Written problem: Will you give every entry again exactly as it stands?

Material for the task:
....

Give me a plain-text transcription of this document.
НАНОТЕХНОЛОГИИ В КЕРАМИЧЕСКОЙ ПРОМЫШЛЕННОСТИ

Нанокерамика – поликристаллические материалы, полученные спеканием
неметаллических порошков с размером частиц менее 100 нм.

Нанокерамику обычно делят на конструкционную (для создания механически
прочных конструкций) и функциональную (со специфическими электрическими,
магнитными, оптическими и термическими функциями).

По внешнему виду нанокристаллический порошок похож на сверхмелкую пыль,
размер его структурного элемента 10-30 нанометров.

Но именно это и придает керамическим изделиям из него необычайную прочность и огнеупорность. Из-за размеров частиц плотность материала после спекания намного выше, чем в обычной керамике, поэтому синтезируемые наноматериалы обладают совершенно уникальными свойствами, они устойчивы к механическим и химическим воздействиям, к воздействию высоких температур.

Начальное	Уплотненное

....

Solution to the problem:
Give me a plain-text transcription of this document.
НАНОТЕХНОЛОГИИ В КЕРАМИЧЕСКОЙ ПРОМЫШЛЕННОСТИ

Нанокерамика – поликристаллические материалы, полученные спеканием
неметаллических порошков с размером частиц менее 100 нм.

Нанокерамику обычно делят на конструкционную (для создания механически
прочных конструкций) и функциональную (со специфическими электрическими,
магнитными, оптическими и термическими функциями).

По внешнему виду нанокристаллический порошок похож на сверхмелкую пыль,
размер его структурного элемента 10-30 нанометров.

Но именно это и придает керамическим изделиям из него необычайную прочность и огнеупорность. Из-за размеров частиц плотность материала после спекания намного выше, чем в обычной керамике, поэтому синтезируемые наноматериалы обладают совершенно уникальными свойствами, они устойчивы к механическим и химическим воздействиям, к воздействию высоких температур.

Начальное	Уплотненное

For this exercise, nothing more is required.